## What is asked
Copy whichever lines contain the string "that".

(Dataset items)
↓↓↓

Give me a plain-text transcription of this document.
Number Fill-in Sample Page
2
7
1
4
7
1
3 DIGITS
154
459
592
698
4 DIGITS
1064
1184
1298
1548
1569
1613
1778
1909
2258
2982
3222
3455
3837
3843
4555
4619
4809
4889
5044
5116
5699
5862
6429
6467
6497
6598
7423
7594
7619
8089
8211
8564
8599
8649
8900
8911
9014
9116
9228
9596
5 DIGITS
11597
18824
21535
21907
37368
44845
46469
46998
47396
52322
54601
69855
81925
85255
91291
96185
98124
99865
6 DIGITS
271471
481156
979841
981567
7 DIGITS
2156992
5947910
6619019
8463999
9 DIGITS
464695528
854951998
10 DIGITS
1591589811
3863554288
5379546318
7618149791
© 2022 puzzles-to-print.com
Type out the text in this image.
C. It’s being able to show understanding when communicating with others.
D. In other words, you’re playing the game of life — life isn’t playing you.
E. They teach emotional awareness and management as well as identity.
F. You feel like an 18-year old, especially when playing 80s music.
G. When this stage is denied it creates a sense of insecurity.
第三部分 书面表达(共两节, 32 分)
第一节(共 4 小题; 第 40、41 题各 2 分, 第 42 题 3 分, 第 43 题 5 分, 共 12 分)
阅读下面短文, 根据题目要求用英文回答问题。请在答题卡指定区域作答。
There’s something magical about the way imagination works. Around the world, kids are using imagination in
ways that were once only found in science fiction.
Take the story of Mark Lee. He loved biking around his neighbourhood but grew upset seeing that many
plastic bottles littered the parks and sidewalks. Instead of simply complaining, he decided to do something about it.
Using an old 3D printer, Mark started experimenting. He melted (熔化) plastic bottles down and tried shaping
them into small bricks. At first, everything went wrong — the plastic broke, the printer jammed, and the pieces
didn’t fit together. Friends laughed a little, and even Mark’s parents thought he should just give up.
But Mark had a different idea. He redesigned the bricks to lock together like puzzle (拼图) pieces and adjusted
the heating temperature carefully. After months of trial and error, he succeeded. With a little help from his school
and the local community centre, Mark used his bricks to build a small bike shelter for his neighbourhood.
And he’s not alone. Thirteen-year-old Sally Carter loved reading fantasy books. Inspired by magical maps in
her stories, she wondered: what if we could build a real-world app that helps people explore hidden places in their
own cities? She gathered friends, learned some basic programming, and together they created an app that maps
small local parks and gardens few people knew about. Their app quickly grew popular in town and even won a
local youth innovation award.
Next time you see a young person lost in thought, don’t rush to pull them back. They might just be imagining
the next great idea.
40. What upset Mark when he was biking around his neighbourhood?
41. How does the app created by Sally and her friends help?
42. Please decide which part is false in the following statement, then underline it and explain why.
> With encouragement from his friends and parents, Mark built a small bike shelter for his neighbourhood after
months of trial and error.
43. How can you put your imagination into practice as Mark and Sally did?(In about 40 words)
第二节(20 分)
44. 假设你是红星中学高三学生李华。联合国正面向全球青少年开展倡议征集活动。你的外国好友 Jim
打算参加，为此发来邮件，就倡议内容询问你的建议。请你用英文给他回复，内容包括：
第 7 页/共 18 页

↑↑↑

## In response
ways that were once only found in science fiction.
Take the story of Mark Lee. He loved biking around his neighbourhood but grew upset seeing that many
her stories, she wondered: what if we could build a real-world app that helps people explore hidden places in their
own cities? She gathered friends, learned some basic programming, and together they created an app that maps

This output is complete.